-- Start Listed records --

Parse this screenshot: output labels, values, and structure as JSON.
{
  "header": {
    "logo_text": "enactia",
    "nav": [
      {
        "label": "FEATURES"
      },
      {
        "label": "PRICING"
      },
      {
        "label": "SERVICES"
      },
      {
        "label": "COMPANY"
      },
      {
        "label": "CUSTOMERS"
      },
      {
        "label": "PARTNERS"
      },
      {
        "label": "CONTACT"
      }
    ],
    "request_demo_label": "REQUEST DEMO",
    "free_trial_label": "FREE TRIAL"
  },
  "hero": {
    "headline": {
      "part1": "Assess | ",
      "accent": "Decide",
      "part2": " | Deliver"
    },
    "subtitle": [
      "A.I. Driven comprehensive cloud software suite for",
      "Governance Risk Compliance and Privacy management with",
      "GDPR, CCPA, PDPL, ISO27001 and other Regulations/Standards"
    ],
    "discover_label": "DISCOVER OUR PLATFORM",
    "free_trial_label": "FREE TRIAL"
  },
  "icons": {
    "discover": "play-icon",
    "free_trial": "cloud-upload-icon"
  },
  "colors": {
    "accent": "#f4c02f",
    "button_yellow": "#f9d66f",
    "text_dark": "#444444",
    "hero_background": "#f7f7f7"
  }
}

-- End Listed records --

### What to do
From the entries above, copy every line that holds the word "cloud".

### Reply
      "A.I. Driven comprehensive cloud software suite for",
    "free_trial": "cloud-upload-icon"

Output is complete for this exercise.